_文件正文_.
::::::::
來源: 鳳凰網歷史 ①【文選・文賦】 臧榮緒晉書曰:『機字士衡,吳郡人。祖遜,吳丞相。父抗,吳大司馬。機少襲領父兵,為牙門將軍。年二十而吳滅,退臨舊里,與弟雲勤學,積十一年,譽流京華,聲溢四表,被征為太子洗馬。與弟雲俱入洛,司徒張華,素重其名,(如)舊相識,以文華(錄)呈。天才綺練,當時獨絕,新聲妙句,系張、蔡。機妙解情理,心識文體,故作【文賦】。』
②【文選・謝平原內史表】 臧榮緒晉書曰:『成都王表理機,起為平原內史。到官上表。』『太熙末,太傅楊駿辟機為祭酒。駿誅,征為太子洗馬。吳王出鎮淮南,以機為郎中令。遷尚書中兵郎、轉殿中郎,又為著作郎。』
③【文選・豪士賦序】 臧榮緒晉書曰:『機惡齊王矜功自伐,受爵不讓,及齊亡,作【豪士賦】。』
④【文選・辯亡論】 孫盛曰:『陸機著【辯亡論】,言吳之所以亡也。』
⑤【文選・五等論】 五等,公、侯、伯、子、男也。言古者聖王立五等以治天下,至漢封樹,不依古制。乃作此論。
::::::::
_書面練習 1_.
更新正文中從「②【文選・謝平原內史表】 臧」到「④【文選・辯亡論】 孫盛曰:『陸機著【辯亡論】,言吳之所以亡也。』」的部分，把其中的「平原內史」換成「平原相」後寫出全段。
正文與條目出自不同的來源。

頁面元素標註:
::::::::
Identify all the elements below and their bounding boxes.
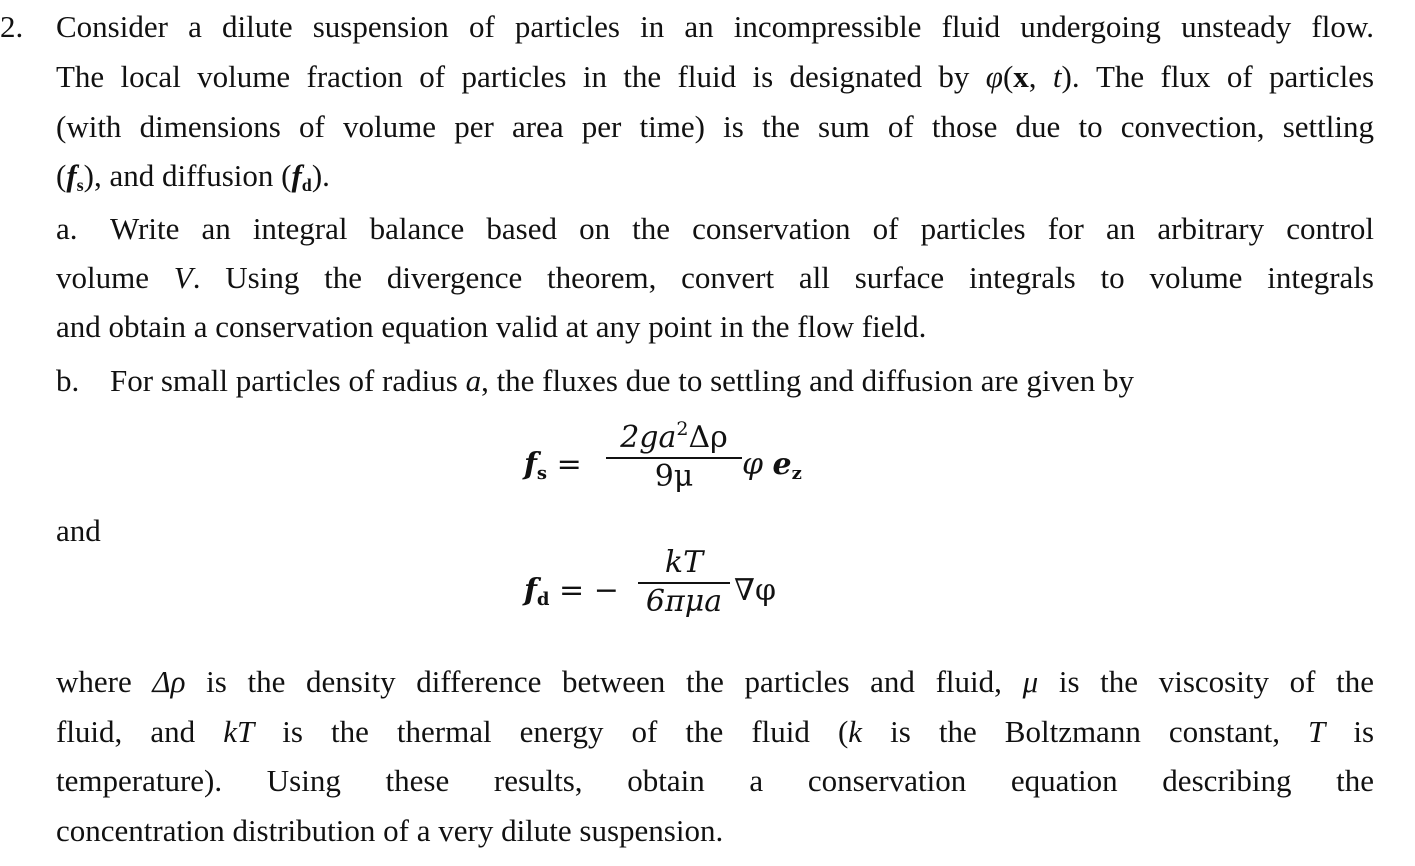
where-line-3: temperature). Using these results, obtain a conservation equation describing the xyxy=(56,763,1374,798)
time-t: t xyxy=(1052,59,1062,94)
equation-fs-rhs: φ $e_z$ xyxy=(742,447,802,484)
and-word: and xyxy=(56,513,101,548)
control-volume-V: V xyxy=(173,260,193,295)
position-vector-x: x xyxy=(1013,59,1029,94)
equation-fd-fraction: kT 6πμa xyxy=(638,545,730,619)
equation-fd-rhs: ∇φ xyxy=(734,573,776,608)
mu-symbol: μ xyxy=(1022,664,1039,699)
equation-fs-lhs: $f_s$ = xyxy=(524,447,582,484)
equation-fs-fraction: $2ga^2\Delta\rho$ 9μ xyxy=(606,418,742,494)
delta-rho-symbol: Δρ xyxy=(152,664,186,699)
question-number: 2. xyxy=(0,9,24,44)
intro-line-1: 2. Consider a dilute suspension of particles in an incompressible fluid undergoing unsteady flow. xyxy=(56,2,1374,52)
part-b-label: b. xyxy=(56,363,80,398)
radius-a: a xyxy=(465,363,482,398)
intro-line-3: (with dimensions of volume per area per time) is the sum of those due to convection, settling xyxy=(56,109,1374,144)
part-a-line-1: a. Write an integral balance based on the conservation of particles for an arbitrary control xyxy=(56,204,1374,254)
part-b-line-1: b. For small particles of radius a, the fluxes due to settling and diffusion are given by xyxy=(56,356,1374,406)
where-line-2: fluid, and kT is the thermal energy of the fluid (k is the Boltzmann constant, T is xyxy=(56,714,1375,749)
part-a-line-3: and obtain a conservation equation valid at any point in the flow field. xyxy=(56,309,927,344)
intro-line-4: $(f_s)$, and diffusion $(f_d)$. xyxy=(56,158,330,195)
phi-symbol: φ xyxy=(985,59,1003,94)
where-line-1: where Δρ is the density difference between the particles and fluid, μ is the viscosity of the xyxy=(56,664,1374,699)
where-line-4: concentration distribution of a very dilute suspension. xyxy=(56,813,724,848)
equation-fd-lhs: $f_d$ = − xyxy=(524,573,619,610)
part-a-line-2: volume V. Using the divergence theorem, convert all surface integrals to volume integrals xyxy=(56,260,1374,295)
part-a-label: a. xyxy=(56,211,78,246)
intro-line-2: The local volume fraction of particles in the fluid is designated by φ(x, t). The flux of particles xyxy=(56,59,1375,94)
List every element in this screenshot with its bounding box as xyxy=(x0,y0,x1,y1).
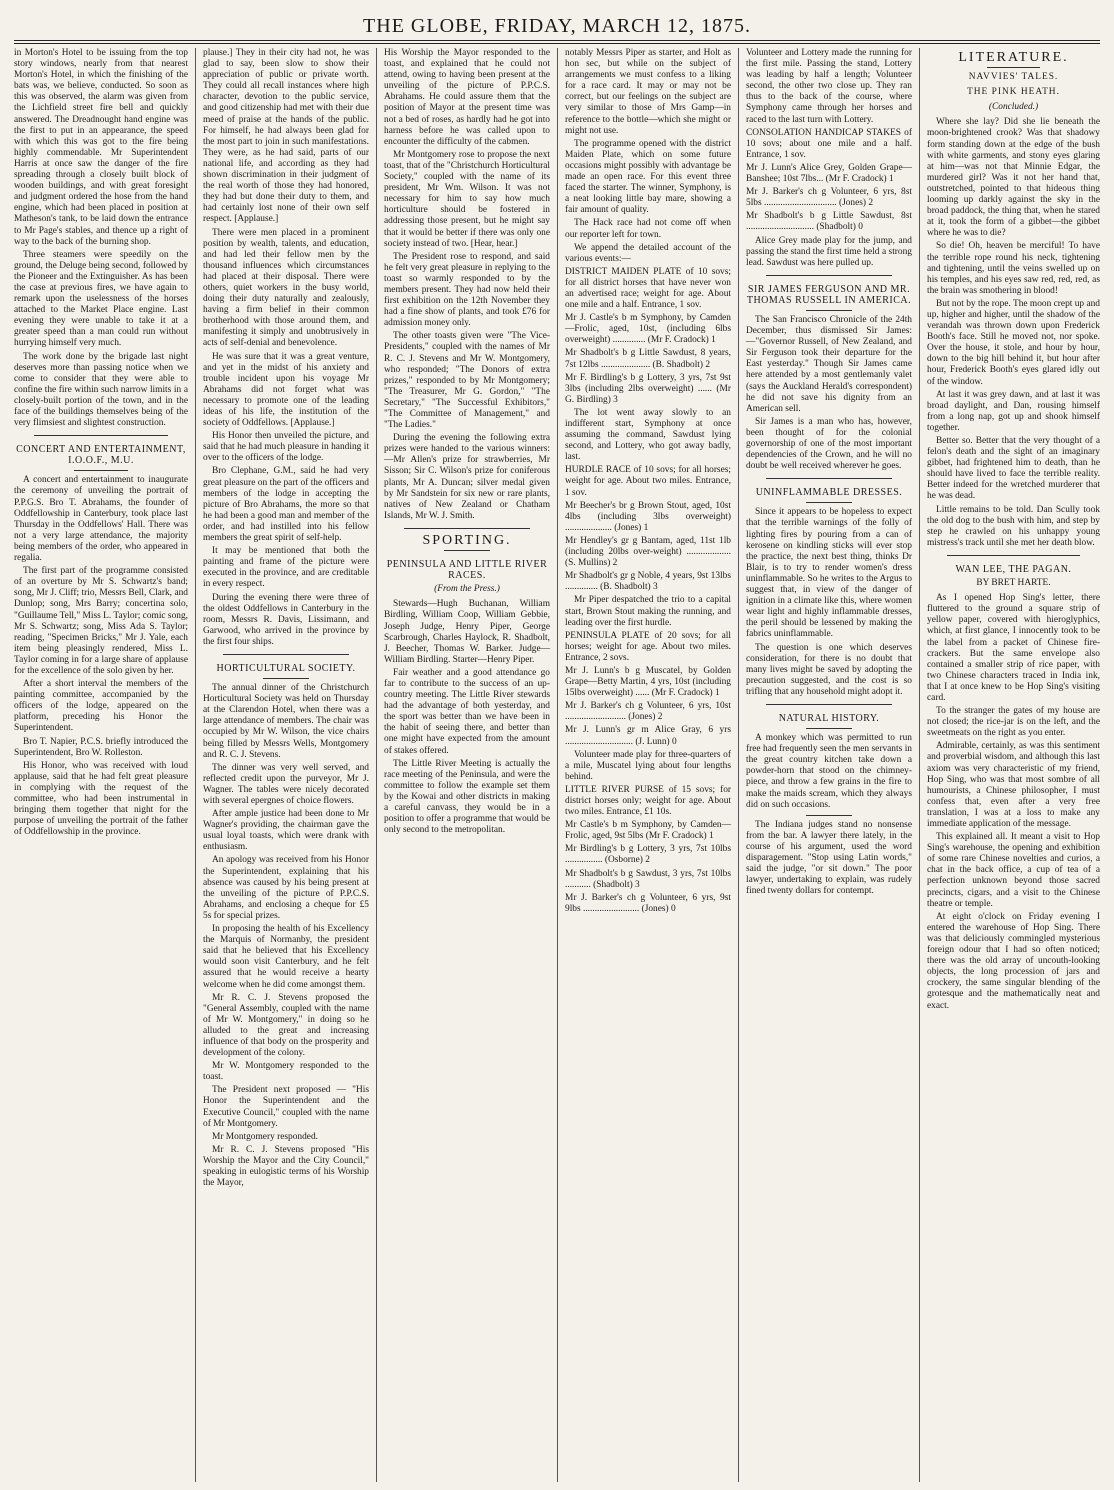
article-paragraph: We append the detailed account of the various events:— xyxy=(565,242,731,264)
article-paragraph: The first part of the programme consisted of an overture by Mr S. Schwartz's band; song, Mr J. Cliff; trio, Messrs Bell, Clark, and Dunlop; song, Mrs Barry; concertina solo, "Guillaume Tell," Miss L. Taylor; comic song, Mr S. Schwartz; song, Miss Ada S. Taylor; reading, "Specimen Bricks," Mr J. Yale, each item being pleasingly rendered, Miss L. Taylor coming in for a large share of applause for the excellence of the solo given by her. xyxy=(14,566,188,676)
race-heading: HURDLE RACE of 10 sovs; for all horses; weight for age. About two miles. Entrance, 1 sov. xyxy=(565,465,731,498)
::::::::
_書面練習 2_.
把條目中從含有「where-line-3: temperature). Using」的那一行到含有「intro-line-3: (with dimensions」的那一行格式化為 JSON 字串列表，首尾兩行都包括在內，每行一個字串，略去空行。

_正確答案 1_.
②【文選・謝平原相表】 臧榮緒晉書曰:『成都王表理機,起為平原相。到官上表。』『太熙末,太傅楊駿辟機為祭酒。駿誅,征為太子洗馬。吳王出鎮淮南,以機為郎中令。遷尚書中兵郎、轉殿中郎,又為著作郎。』
③【文選・豪士賦序】 臧榮緒晉書曰:『機惡齊王矜功自伐,受爵不讓,及齊亡,作【豪士賦】。』
④【文選・辯亡論】 孫盛曰:『陸機著【辯亡論】,言吳之所以亡也。』

_正確答案 2_.
[
  "where-line-3: temperature). Using these results, obtain a conservation equation describing the xyxy=(56,763,1374,798)",
  "time-t: t xyxy=(1052,59,1062,94)",
  "equation-fs-rhs: φ $e_z$ xyxy=(742,447,802,484)",
  "and-word: and xyxy=(56,513,101,548)",
  "control-volume-V: V xyxy=(173,260,193,295)",
  "position-vector-x: x xyxy=(1013,59,1029,94)",
  "equation-fd-fraction: kT 6πμa xyxy=(638,545,730,619)",
  "equation-fd-rhs: ∇φ xyxy=(734,573,776,608)",
  "mu-symbol: μ xyxy=(1022,664,1039,699)",
  "equation-fs-lhs: $f_s$ = xyxy=(524,447,582,484)",
  "equation-fs-fraction: $2ga^2\\Delta\\rho$ 9μ xyxy=(606,418,742,494)",
  "delta-rho-symbol: Δρ xyxy=(152,664,186,699)",
  "question-number: 2. xyxy=(0,9,24,44)",
  "intro-line-1: 2. Consider a dilute suspension of particles in an incompressible fluid undergoing unsteady flow. xyxy=(56,2,1374,52)",
  "part-b-label: b. xyxy=(56,363,80,398)",
  "radius-a: a xyxy=(465,363,482,398)",
  "intro-line-3: (with dimensions of volume per area per time) is the sum of those due to convection, settling xyxy=(56,109,1374,144)"
]